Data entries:
######
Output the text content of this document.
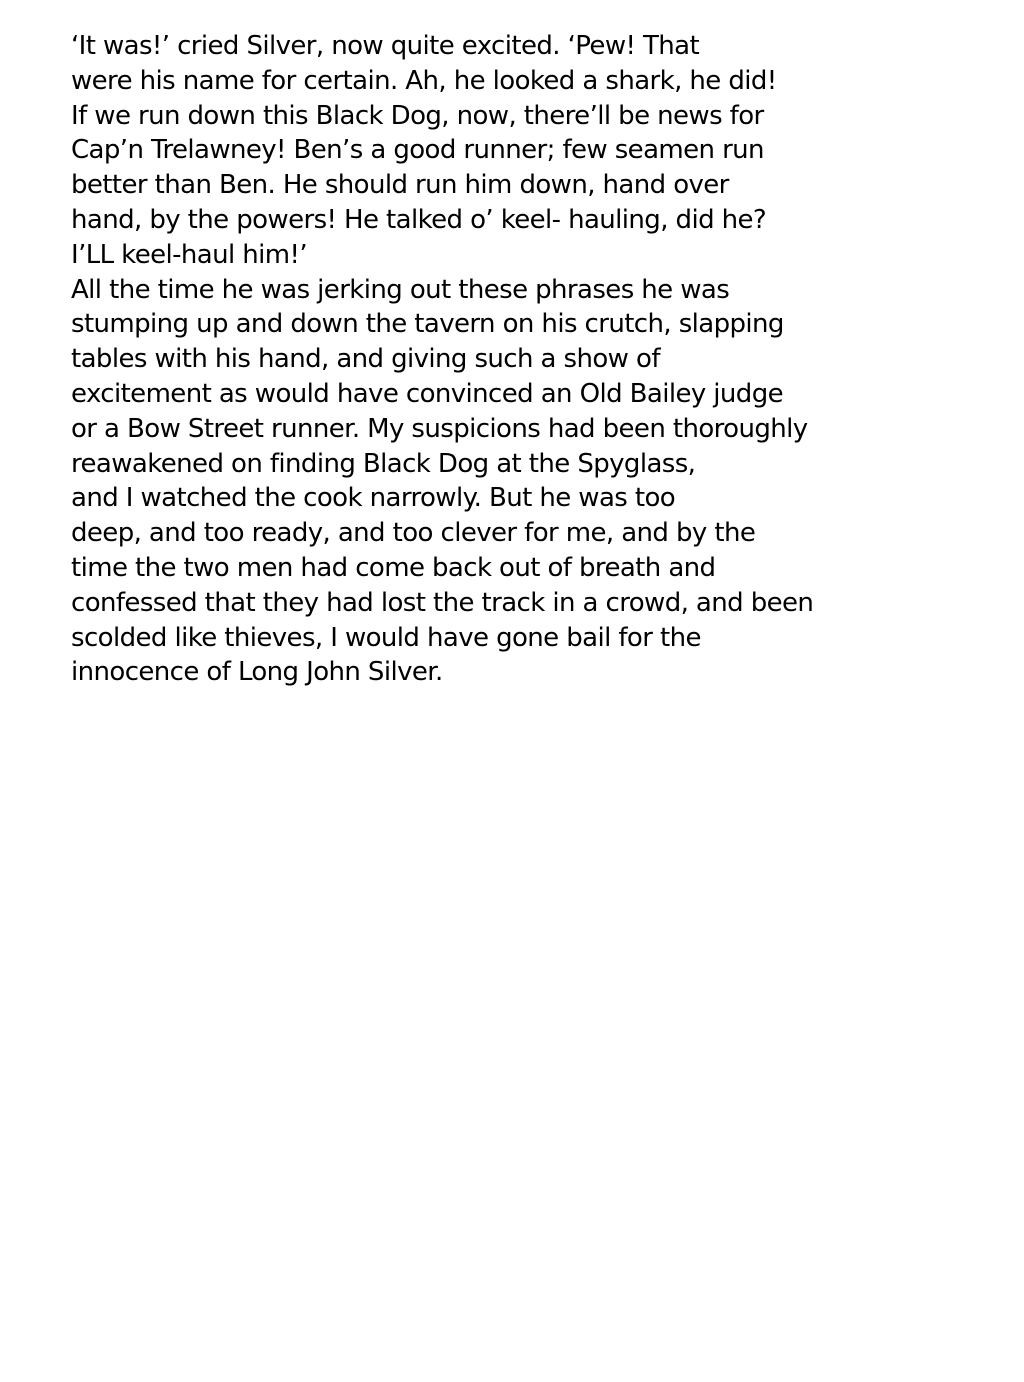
‘It was!’ cried Silver, now quite excited. ‘Pew! That
were his name for certain. Ah, he looked a shark, he did!
If we run down this Black Dog, now, there’ll be news for
Cap’n Trelawney! Ben’s a good runner; few seamen run
better than Ben. He should run him down, hand over
hand, by the powers! He talked o’ keel- hauling, did he?
I’LL keel-haul him!’
All the time he was jerking out these phrases he was
stumping up and down the tavern on his crutch, slapping
tables with his hand, and giving such a show of
excitement as would have convinced an Old Bailey judge
or a Bow Street runner. My suspicions had been thoroughly
reawakened on finding Black Dog at the Spyglass,
and I watched the cook narrowly. But he was too
deep, and too ready, and too clever for me, and by the
time the two men had come back out of breath and
confessed that they had lost the track in a crowd, and been
scolded like thieves, I would have gone bail for the
innocence of Long John Silver.
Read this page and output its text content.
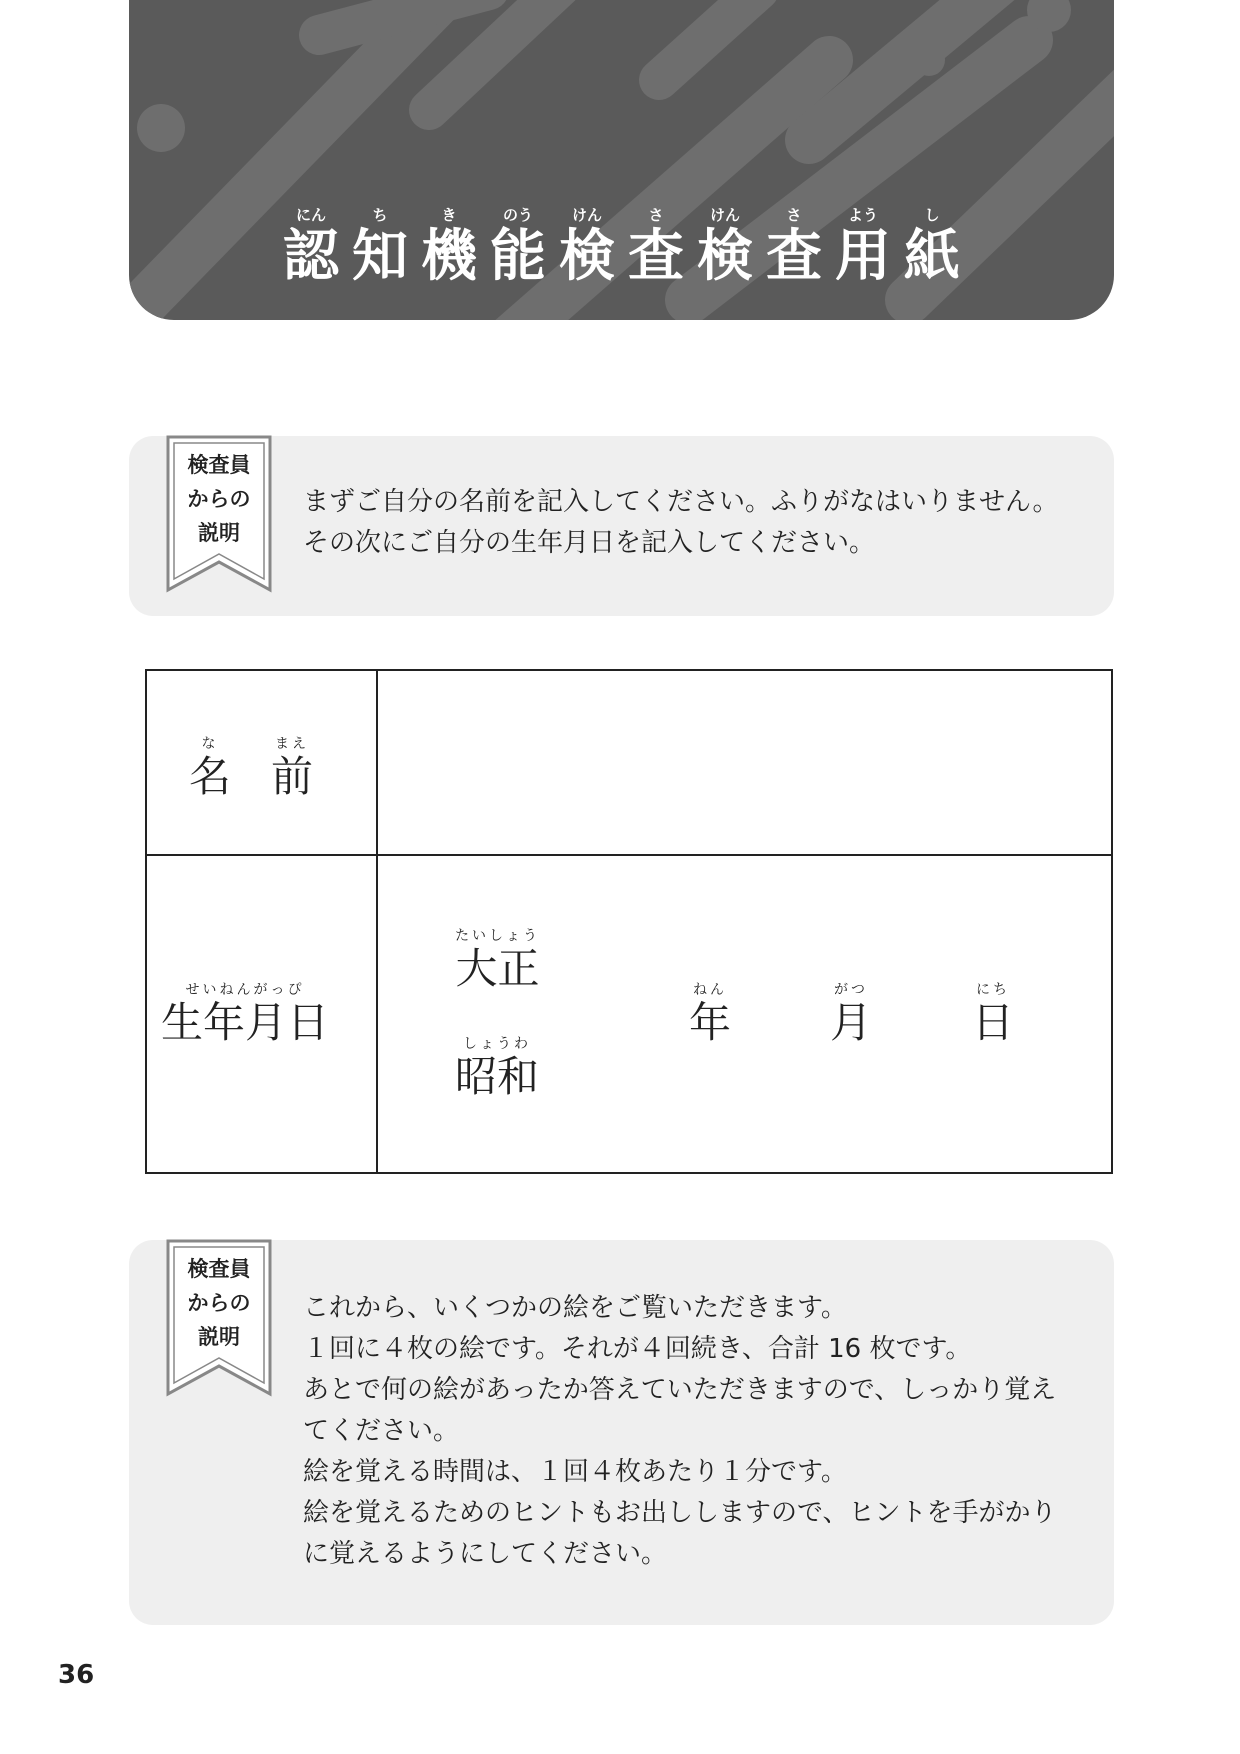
にん
認
ち
知
き
機
のう
能
けん
検
さ
査
けん
検
さ
査
よう
用
し
紙
検査員
からの
説明
まずご自分の名前を記入してください。ふりがなはいりません。
その次にご自分の生年月日を記入してください。
な
名
まえ
前
せいねんがっぴ
生年月日
たいしょう
大正
しょうわ
昭和
ねん
年
がつ
月
にち
日
検査員
からの
説明
これから、いくつかの絵をご覧いただきます。
１回に４枚の絵です。それが４回続き、合計 16 枚です。
あとで何の絵があったか答えていただきますので、しっかり覚え
てください。
絵を覚える時間は、１回４枚あたり１分です。
絵を覚えるためのヒントもお出ししますので、ヒントを手がかり
に覚えるようにしてください。
36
######
WRITTEN PROBLEM »
Determine how many lines include the word "been" and report that number by itself.

ANSWER BELOW »
2